■ Exercise requirements
Your task is to copy every line of the entries that contains "Mode".

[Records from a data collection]
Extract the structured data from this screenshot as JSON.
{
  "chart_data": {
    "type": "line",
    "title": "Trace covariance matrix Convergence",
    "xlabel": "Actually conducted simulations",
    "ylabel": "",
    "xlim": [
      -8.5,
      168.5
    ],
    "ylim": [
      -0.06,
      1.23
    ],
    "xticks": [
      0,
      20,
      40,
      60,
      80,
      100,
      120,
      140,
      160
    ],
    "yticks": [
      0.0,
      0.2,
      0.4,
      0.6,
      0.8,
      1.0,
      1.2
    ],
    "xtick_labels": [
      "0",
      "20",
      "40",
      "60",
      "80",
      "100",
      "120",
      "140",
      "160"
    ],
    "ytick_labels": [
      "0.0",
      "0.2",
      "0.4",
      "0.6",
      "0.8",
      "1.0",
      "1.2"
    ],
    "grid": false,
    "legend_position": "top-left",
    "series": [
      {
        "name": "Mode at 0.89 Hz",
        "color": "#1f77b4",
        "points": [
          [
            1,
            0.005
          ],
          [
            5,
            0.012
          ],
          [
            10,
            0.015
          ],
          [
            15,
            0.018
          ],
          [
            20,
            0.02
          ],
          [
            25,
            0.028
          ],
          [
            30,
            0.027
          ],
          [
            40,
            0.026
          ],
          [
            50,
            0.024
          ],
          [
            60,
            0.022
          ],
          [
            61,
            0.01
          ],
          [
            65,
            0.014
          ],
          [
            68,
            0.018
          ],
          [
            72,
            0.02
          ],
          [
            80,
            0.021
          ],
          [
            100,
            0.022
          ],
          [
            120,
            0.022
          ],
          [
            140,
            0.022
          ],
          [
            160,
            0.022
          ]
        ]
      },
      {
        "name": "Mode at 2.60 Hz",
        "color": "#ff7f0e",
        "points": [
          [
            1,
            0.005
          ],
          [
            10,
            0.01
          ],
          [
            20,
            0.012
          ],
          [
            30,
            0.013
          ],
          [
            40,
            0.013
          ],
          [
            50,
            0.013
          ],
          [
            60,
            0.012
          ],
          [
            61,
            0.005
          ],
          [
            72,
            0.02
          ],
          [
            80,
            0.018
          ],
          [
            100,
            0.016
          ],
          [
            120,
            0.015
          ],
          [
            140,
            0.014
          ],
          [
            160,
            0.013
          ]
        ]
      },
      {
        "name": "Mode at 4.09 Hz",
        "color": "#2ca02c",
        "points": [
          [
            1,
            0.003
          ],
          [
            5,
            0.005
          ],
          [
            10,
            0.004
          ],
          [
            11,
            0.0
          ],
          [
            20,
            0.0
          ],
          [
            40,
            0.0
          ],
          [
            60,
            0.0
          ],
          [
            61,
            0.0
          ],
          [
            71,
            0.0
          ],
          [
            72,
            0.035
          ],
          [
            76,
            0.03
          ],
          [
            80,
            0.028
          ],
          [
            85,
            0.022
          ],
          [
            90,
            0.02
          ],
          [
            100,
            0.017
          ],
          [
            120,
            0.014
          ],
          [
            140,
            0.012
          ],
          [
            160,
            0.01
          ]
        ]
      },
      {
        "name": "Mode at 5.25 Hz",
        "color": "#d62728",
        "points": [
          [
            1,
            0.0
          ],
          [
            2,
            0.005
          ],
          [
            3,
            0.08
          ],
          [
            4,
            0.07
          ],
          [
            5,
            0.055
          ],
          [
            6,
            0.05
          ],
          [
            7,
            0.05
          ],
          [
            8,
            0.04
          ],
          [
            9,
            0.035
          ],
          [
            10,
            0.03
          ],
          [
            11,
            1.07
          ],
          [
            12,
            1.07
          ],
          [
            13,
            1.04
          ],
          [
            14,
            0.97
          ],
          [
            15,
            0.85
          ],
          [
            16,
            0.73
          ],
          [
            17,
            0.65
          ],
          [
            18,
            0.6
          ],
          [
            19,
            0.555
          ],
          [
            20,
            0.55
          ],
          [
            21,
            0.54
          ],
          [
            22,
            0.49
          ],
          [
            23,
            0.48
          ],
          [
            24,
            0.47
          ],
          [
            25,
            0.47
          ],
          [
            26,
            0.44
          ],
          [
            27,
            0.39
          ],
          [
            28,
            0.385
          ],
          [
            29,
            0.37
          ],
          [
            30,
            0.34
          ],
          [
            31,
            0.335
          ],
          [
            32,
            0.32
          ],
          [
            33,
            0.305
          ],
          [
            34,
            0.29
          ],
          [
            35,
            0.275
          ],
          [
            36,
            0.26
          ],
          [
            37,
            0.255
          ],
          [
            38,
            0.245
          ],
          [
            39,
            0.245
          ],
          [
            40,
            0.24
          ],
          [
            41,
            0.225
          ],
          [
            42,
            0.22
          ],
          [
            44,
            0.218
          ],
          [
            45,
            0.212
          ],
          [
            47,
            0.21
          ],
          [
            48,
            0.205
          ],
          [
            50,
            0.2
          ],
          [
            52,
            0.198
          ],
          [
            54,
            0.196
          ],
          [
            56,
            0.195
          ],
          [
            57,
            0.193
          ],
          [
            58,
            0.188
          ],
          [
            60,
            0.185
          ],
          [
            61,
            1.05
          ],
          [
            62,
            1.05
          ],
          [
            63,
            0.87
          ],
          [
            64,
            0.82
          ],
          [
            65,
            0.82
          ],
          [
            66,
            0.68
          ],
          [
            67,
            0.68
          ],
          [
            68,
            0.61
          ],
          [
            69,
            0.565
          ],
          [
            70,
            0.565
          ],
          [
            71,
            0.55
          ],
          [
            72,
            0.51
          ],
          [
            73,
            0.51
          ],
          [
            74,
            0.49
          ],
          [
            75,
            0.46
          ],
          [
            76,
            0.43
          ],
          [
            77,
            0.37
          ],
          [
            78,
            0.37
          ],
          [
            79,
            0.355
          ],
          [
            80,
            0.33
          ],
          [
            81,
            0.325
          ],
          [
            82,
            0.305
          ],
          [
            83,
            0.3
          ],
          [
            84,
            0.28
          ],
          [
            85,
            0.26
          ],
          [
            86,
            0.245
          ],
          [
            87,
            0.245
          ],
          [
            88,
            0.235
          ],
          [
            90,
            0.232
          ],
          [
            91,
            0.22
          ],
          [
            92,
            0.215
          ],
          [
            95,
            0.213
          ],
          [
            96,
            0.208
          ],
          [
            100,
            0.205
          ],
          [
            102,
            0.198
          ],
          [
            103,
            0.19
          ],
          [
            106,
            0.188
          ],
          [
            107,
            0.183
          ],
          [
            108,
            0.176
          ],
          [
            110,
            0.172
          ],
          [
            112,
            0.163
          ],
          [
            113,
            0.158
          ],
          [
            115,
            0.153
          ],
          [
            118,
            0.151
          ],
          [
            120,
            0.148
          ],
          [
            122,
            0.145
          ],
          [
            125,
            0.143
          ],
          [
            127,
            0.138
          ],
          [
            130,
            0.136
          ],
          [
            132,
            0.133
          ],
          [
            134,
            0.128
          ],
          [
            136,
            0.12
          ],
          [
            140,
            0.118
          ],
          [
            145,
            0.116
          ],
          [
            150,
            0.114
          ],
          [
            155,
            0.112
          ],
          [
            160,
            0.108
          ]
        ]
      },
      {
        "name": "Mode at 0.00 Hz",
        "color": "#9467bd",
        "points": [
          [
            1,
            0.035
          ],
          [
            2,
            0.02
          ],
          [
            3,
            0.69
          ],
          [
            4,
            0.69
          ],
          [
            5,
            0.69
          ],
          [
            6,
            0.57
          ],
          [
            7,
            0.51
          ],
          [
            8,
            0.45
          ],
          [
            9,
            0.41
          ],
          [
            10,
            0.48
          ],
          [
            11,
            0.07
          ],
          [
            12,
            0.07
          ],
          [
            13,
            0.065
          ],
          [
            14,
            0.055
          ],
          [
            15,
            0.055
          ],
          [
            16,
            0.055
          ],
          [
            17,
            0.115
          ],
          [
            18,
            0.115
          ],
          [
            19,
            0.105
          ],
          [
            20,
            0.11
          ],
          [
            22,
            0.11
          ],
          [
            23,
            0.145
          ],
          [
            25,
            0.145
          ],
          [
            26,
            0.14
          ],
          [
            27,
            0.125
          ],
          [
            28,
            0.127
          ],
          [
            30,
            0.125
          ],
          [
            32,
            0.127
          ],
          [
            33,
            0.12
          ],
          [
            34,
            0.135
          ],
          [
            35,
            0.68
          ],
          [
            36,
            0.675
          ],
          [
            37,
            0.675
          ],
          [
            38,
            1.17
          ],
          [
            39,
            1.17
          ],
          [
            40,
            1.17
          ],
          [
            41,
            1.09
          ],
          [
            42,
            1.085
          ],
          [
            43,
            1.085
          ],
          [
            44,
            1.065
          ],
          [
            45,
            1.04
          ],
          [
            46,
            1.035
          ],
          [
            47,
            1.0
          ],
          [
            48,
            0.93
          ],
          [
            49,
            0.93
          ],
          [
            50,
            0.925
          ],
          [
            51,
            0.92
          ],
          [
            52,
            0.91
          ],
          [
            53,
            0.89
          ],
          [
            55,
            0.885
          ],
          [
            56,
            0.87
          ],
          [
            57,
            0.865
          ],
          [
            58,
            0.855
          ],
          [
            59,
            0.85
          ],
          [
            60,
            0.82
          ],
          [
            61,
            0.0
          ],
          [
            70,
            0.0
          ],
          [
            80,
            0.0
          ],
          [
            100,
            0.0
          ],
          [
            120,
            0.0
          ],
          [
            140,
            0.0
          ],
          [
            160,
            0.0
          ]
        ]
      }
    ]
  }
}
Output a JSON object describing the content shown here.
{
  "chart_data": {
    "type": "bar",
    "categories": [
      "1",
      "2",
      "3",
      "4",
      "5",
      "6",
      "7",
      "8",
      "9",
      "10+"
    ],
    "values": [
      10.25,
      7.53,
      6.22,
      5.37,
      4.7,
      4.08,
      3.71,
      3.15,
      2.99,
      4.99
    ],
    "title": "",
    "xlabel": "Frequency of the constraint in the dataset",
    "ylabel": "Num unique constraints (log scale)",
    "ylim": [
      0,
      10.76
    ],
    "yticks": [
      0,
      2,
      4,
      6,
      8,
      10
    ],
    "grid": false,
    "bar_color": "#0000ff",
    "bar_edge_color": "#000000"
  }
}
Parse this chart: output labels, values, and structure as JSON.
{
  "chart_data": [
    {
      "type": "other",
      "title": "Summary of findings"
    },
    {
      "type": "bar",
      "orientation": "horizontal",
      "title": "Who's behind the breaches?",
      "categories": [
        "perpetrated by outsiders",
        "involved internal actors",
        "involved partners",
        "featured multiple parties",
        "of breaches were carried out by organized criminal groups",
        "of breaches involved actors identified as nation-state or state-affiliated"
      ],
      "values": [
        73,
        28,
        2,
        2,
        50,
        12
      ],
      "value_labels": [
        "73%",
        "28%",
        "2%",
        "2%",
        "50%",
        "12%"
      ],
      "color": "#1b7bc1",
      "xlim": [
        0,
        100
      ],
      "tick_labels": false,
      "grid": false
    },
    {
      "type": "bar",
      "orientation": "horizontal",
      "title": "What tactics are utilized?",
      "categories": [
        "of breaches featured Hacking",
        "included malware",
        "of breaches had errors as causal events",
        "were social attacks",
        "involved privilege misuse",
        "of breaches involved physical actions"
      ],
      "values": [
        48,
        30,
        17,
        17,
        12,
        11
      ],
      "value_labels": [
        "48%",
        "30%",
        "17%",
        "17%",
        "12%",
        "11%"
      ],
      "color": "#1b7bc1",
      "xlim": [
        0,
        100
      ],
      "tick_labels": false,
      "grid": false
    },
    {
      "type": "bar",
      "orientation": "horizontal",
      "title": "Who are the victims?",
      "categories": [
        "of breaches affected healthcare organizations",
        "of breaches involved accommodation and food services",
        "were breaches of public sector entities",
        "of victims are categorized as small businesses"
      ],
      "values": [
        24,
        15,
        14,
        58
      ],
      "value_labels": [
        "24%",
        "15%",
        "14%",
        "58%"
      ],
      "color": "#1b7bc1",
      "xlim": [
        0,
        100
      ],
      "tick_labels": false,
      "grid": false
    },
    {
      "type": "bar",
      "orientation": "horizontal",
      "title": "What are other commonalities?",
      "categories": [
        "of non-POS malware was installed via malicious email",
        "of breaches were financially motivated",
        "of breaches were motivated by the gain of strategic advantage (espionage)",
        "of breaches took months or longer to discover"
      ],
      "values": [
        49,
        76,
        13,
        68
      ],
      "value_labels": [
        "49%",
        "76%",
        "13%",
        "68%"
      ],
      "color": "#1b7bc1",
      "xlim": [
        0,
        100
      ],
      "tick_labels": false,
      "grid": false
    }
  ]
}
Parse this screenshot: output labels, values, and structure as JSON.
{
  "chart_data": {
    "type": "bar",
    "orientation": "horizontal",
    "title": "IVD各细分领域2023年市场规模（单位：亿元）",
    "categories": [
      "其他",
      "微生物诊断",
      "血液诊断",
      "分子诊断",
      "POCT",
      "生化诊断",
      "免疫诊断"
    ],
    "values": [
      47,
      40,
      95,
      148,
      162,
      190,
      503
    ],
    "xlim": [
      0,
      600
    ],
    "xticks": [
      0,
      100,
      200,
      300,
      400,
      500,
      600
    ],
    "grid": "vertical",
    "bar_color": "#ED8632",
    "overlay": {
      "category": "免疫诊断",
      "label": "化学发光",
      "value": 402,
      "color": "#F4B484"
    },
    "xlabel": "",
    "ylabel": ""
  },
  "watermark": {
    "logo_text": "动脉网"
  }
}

■ In response
        "name": "Mode at 0.89 Hz",
        "name": "Mode at 2.60 Hz",
        "name": "Mode at 4.09 Hz",
        "name": "Mode at 5.25 Hz",
        "name": "Mode at 0.00 Hz",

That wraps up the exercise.